>> Begin Given records
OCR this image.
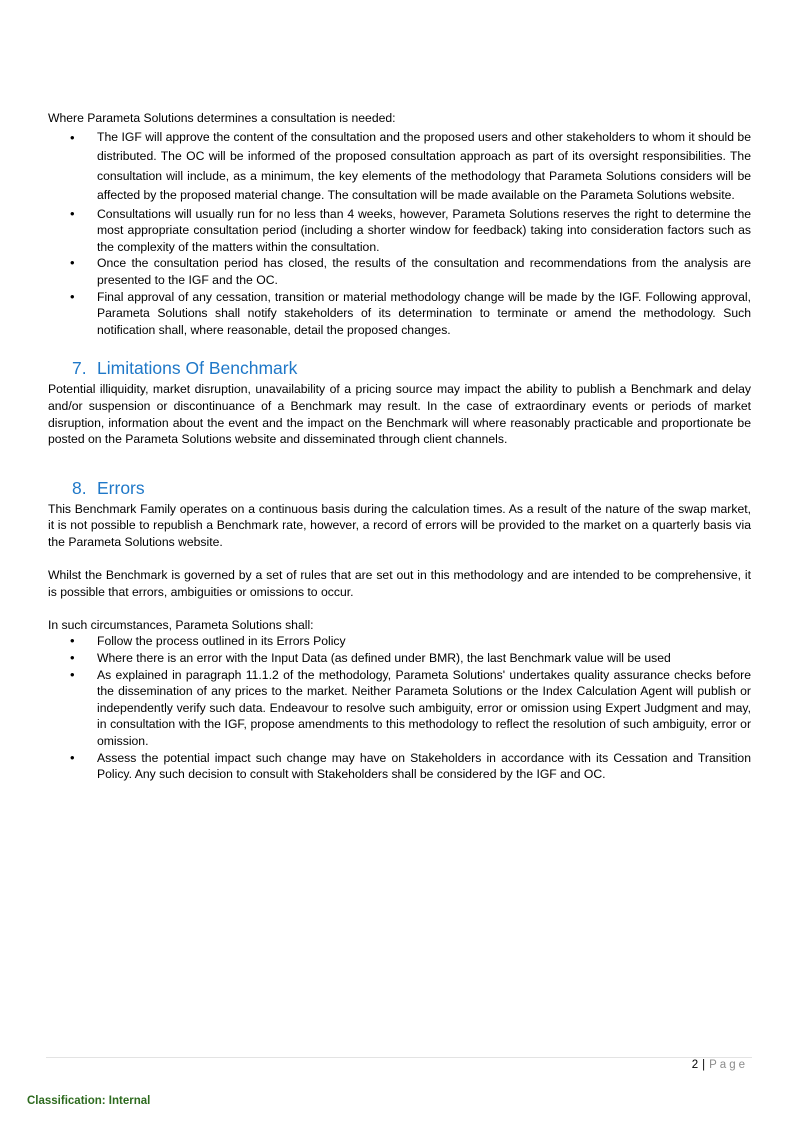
Where Parameta Solutions determines a consultation is needed:

• The IGF will approve the content of the consultation and the proposed users and other stakeholders to whom it should be distributed. The OC will be informed of the proposed consultation approach as part of its oversight responsibilities. The consultation will include, as a minimum, the key elements of the methodology that Parameta Solutions considers will be affected by the proposed material change. The consultation will be made available on the Parameta Solutions website.
• Consultations will usually run for no less than 4 weeks, however, Parameta Solutions reserves the right to determine the most appropriate consultation period (including a shorter window for feedback) taking into consideration factors such as the complexity of the matters within the consultation.
• Once the consultation period has closed, the results of the consultation and recommendations from the analysis are presented to the IGF and the OC.
• Final approval of any cessation, transition or material methodology change will be made by the IGF. Following approval, Parameta Solutions shall notify stakeholders of its determination to terminate or amend the methodology. Such notification shall, where reasonable, detail the proposed changes.
7. Limitations Of Benchmark

Potential illiquidity, market disruption, unavailability of a pricing source may impact the ability to publish a Benchmark and delay and/or suspension or discontinuance of a Benchmark may result. In the case of extraordinary events or periods of market disruption, information about the event and the impact on the Benchmark will where reasonably practicable and proportionate be posted on the Parameta Solutions website and disseminated through client channels.

8. Errors

This Benchmark Family operates on a continuous basis during the calculation times. As a result of the nature of the swap market, it is not possible to republish a Benchmark rate, however, a record of errors will be provided to the market on a quarterly basis via the Parameta Solutions website.

Whilst the Benchmark is governed by a set of rules that are set out in this methodology and are intended to be comprehensive, it is possible that errors, ambiguities or omissions to occur.

In such circumstances, Parameta Solutions shall:

• Follow the process outlined in its Errors Policy
• Where there is an error with the Input Data (as defined under BMR), the last Benchmark value will be used
• As explained in paragraph 11.1.2 of the methodology, Parameta Solutions' undertakes quality assurance checks before the dissemination of any prices to the market. Neither Parameta Solutions or the Index Calculation Agent will publish or independently verify such data. Endeavour to resolve such ambiguity, error or omission using Expert Judgment and may, in consultation with the IGF, propose amendments to this methodology to reflect the resolution of such ambiguity, error or omission.
• Assess the potential impact such change may have on Stakeholders in accordance with its Cessation and Transition Policy. Any such decision to consult with Stakeholders shall be considered by the IGF and OC.
2 | Page
Classification: Internal
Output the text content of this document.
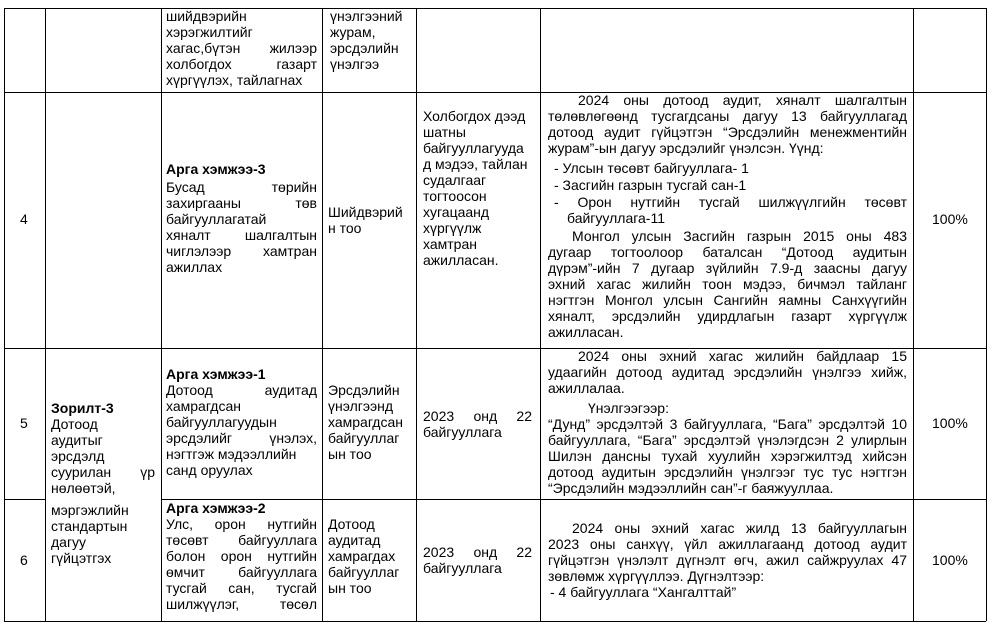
шийдвэрийн
хэрэгжилтийг
хагас,бүтэн жилээр
холбогдох газарт
хүргүүлэх, тайлагнах
үнэлгээний
журам,
эрсдэлийн
үнэлгээ
4
Арга хэмжээ-3
Бусад төрийн
захиргааны төв
байгууллагатай
хяналт шалгалтын
чиглэлээр хамтран
ажиллах
Шийдвэрий
н тоо
Холбогдох дээд
шатны
байгууллагууда
д мэдээ, тайлан
судалгааг
тогтоосон
хугацаанд
хүргүүлж
хамтран
ажилласан.
2024 оны дотоод аудит, хяналт шалгалтын
төлөвлөгөөнд тусгагдсаны дагуу 13 байгууллагад
дотоод аудит гүйцэтгэн “Эрсдэлийн менежментийн
журам”-ын дагуу эрсдэлийг үнэлсэн. Үүнд:
- Улсын төсөвт байгууллага- 1
- Засгийн газрын тусгай сан-1
- Орон нутгийн тусгай шилжүүлгийн төсөвт
байгууллага-11
Монгол улсын Засгийн газрын 2015 оны 483
дугаар тогтоолоор баталсан “Дотоод аудитын
дүрэм”-ийн 7 дугаар зүйлийн 7.9-д заасны дагуу
эхний хагас жилийн тоон мэдээ, бичмэл тайланг
нэгтгэн Монгол улсын Сангийн яамны Санхүүгийн
хяналт, эрсдэлийн удирдлагын газарт хүргүүлж
ажилласан.
100%
5
Зорилт-3
Дотоод
аудитыг
эрсдэлд
суурилан үр
нөлөөтэй,
мэргэжлийн
стандартын
дагуу
гүйцэтгэх
Арга хэмжээ-1
Дотоод аудитад
хамрагдсан
байгууллагуудын
эрсдэлийг үнэлэх,
нэгтгэж мэдээллийн
санд оруулах
Эрсдэлийн
үнэлгээнд
хамрагдсан
байгууллаг
ын тоо
2023 онд 22
байгууллага
2024 оны эхний хагас жилийн байдлаар 15
удаагийн дотоод аудитад эрсдэлийн үнэлгээ хийж,
ажиллалаа.
Үнэлгээгээр:
“Дунд” эрсдэлтэй 3 байгууллага, “Бага” эрсдэлтэй 10
байгууллага, “Бага” эрсдэлтэй үнэлэгдсэн 2 улирлын
Шилэн дансны тухай хуулийн хэрэгжилтэд хийсэн
дотоод аудитын эрсдэлийн үнэлгээг тус тус нэгтгэн
“Эрсдэлийн мэдээллийн сан”-г баяжууллаа.
100%
6
Арга хэмжээ-2
Улс, орон нутгийн
төсөвт байгууллага
болон орон нутгийн
өмчит байгууллага
тусгай сан, тусгай
шилжүүлэг, төсөл
Дотоод
аудитад
хамрагдах
байгууллаг
ын тоо
2023 онд 22
байгууллага
2024 оны эхний хагас жилд 13 байгууллагын
2023 оны санхүү, үйл ажиллагаанд дотоод аудит
гүйцэтгэн үнэлэлт дүгнэлт өгч, ажил сайжруулах 47
зөвлөмж хүргүүллээ. Дүгнэлтээр:
- 4 байгууллага “Хангалттай”
100%
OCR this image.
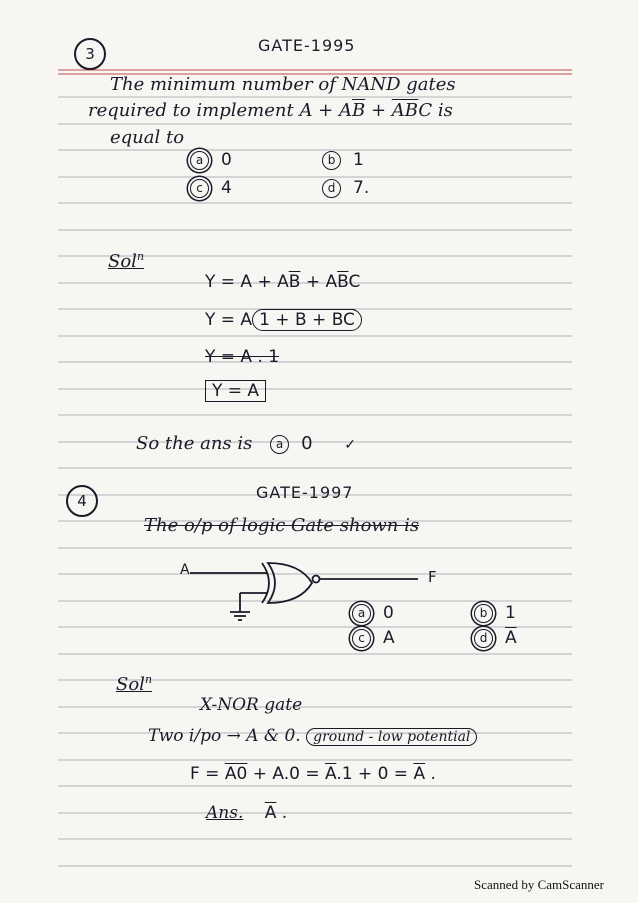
3	GATE-1995
The minimum number of NAND gates
required to implement $A + A\overline{B} + \overline{AB}C$ is
equal to
a 0	b 1
c 4	d 7.
Sol$^n$
$Y = A + A\overline{B} + A\overline{B}C$
Y = A $1 + \overline{B} + \overline{BC}$
Y = A . 1
Y = A
So the ans is a 0 ✓
4	GATE-1997
The o/p of logic Gate shown is
A	F
a 0	b 1
c A	d $\overline{A}$
Sol$^n$
X-NOR gate
Two i/po → A & 0. ground - low potential
$F = \overline{A}0 + A.0 = \overline{A}.1 + 0 = \overline{A}$ .
Ans. $\overline{A}$ .
Scanned by CamScanner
>> End Given records
(Goal) Transcribe the full listing character for character. Pictures are excluded.

(Output of the exercise)
OCR this image.
Where Parameta Solutions determines a consultation is needed:

• The IGF will approve the content of the consultation and the proposed users and other stakeholders to whom it should be distributed. The OC will be informed of the proposed consultation approach as part of its oversight responsibilities. The consultation will include, as a minimum, the key elements of the methodology that Parameta Solutions considers will be affected by the proposed material change. The consultation will be made available on the Parameta Solutions website.
• Consultations will usually run for no less than 4 weeks, however, Parameta Solutions reserves the right to determine the most appropriate consultation period (including a shorter window for feedback) taking into consideration factors such as the complexity of the matters within the consultation.
• Once the consultation period has closed, the results of the consultation and recommendations from the analysis are presented to the IGF and the OC.
• Final approval of any cessation, transition or material methodology change will be made by the IGF. Following approval, Parameta Solutions shall notify stakeholders of its determination to terminate or amend the methodology. Such notification shall, where reasonable, detail the proposed changes.
7. Limitations Of Benchmark

Potential illiquidity, market disruption, unavailability of a pricing source may impact the ability to publish a Benchmark and delay and/or suspension or discontinuance of a Benchmark may result. In the case of extraordinary events or periods of market disruption, information about the event and the impact on the Benchmark will where reasonably practicable and proportionate be posted on the Parameta Solutions website and disseminated through client channels.

8. Errors

This Benchmark Family operates on a continuous basis during the calculation times. As a result of the nature of the swap market, it is not possible to republish a Benchmark rate, however, a record of errors will be provided to the market on a quarterly basis via the Parameta Solutions website.

Whilst the Benchmark is governed by a set of rules that are set out in this methodology and are intended to be comprehensive, it is possible that errors, ambiguities or omissions to occur.

In such circumstances, Parameta Solutions shall:

• Follow the process outlined in its Errors Policy
• Where there is an error with the Input Data (as defined under BMR), the last Benchmark value will be used
• As explained in paragraph 11.1.2 of the methodology, Parameta Solutions' undertakes quality assurance checks before the dissemination of any prices to the market. Neither Parameta Solutions or the Index Calculation Agent will publish or independently verify such data. Endeavour to resolve such ambiguity, error or omission using Expert Judgment and may, in consultation with the IGF, propose amendments to this methodology to reflect the resolution of such ambiguity, error or omission.
• Assess the potential impact such change may have on Stakeholders in accordance with its Cessation and Transition Policy. Any such decision to consult with Stakeholders shall be considered by the IGF and OC.
2 | Page
Classification: Internal
Output the text content of this document.
шийдвэрийн
хэрэгжилтийг
хагас,бүтэн жилээр
холбогдох газарт
хүргүүлэх, тайлагнах
үнэлгээний
журам,
эрсдэлийн
үнэлгээ
4
Арга хэмжээ-3
Бусад төрийн
захиргааны төв
байгууллагатай
хяналт шалгалтын
чиглэлээр хамтран
ажиллах
Шийдвэрий
н тоо
Холбогдох дээд
шатны
байгууллагууда
д мэдээ, тайлан
судалгааг
тогтоосон
хугацаанд
хүргүүлж
хамтран
ажилласан.
2024 оны дотоод аудит, хяналт шалгалтын
төлөвлөгөөнд тусгагдсаны дагуу 13 байгууллагад
дотоод аудит гүйцэтгэн “Эрсдэлийн менежментийн
журам”-ын дагуу эрсдэлийг үнэлсэн. Үүнд:
- Улсын төсөвт байгууллага- 1
- Засгийн газрын тусгай сан-1
- Орон нутгийн тусгай шилжүүлгийн төсөвт
байгууллага-11
Монгол улсын Засгийн газрын 2015 оны 483
дугаар тогтоолоор баталсан “Дотоод аудитын
дүрэм”-ийн 7 дугаар зүйлийн 7.9-д заасны дагуу
эхний хагас жилийн тоон мэдээ, бичмэл тайланг
нэгтгэн Монгол улсын Сангийн яамны Санхүүгийн
хяналт, эрсдэлийн удирдлагын газарт хүргүүлж
ажилласан.
100%
5
Зорилт-3
Дотоод
аудитыг
эрсдэлд
суурилан үр
нөлөөтэй,
мэргэжлийн
стандартын
дагуу
гүйцэтгэх
Арга хэмжээ-1
Дотоод аудитад
хамрагдсан
байгууллагуудын
эрсдэлийг үнэлэх,
нэгтгэж мэдээллийн
санд оруулах
Эрсдэлийн
үнэлгээнд
хамрагдсан
байгууллаг
ын тоо
2023 онд 22
байгууллага
2024 оны эхний хагас жилийн байдлаар 15
удаагийн дотоод аудитад эрсдэлийн үнэлгээ хийж,
ажиллалаа.
Үнэлгээгээр:
“Дунд” эрсдэлтэй 3 байгууллага, “Бага” эрсдэлтэй 10
байгууллага, “Бага” эрсдэлтэй үнэлэгдсэн 2 улирлын
Шилэн дансны тухай хуулийн хэрэгжилтэд хийсэн
дотоод аудитын эрсдэлийн үнэлгээг тус тус нэгтгэн
“Эрсдэлийн мэдээллийн сан”-г баяжууллаа.
100%
6
Арга хэмжээ-2
Улс, орон нутгийн
төсөвт байгууллага
болон орон нутгийн
өмчит байгууллага
тусгай сан, тусгай
шилжүүлэг, төсөл
Дотоод
аудитад
хамрагдах
байгууллаг
ын тоо
2023 онд 22
байгууллага
2024 оны эхний хагас жилд 13 байгууллагын
2023 оны санхүү, үйл ажиллагаанд дотоод аудит
гүйцэтгэн үнэлэлт дүгнэлт өгч, ажил сайжруулах 47
зөвлөмж хүргүүллээ. Дүгнэлтээр:
- 4 байгууллага “Хангалттай”
100%
OCR this image.
3	GATE-1995
The minimum number of NAND gates
required to implement $A + A\overline{B} + \overline{AB}C$ is
equal to
a 0	b 1
c 4	d 7.
Sol$^n$
$Y = A + A\overline{B} + A\overline{B}C$
Y = A $1 + \overline{B} + \overline{BC}$
Y = A . 1
Y = A
So the ans is a 0 ✓
4	GATE-1997
The o/p of logic Gate shown is
A	F
a 0	b 1
c A	d $\overline{A}$
Sol$^n$
X-NOR gate
Two i/po → A & 0. ground - low potential
$F = \overline{A}0 + A.0 = \overline{A}.1 + 0 = \overline{A}$ .
Ans. $\overline{A}$ .
Scanned by CamScanner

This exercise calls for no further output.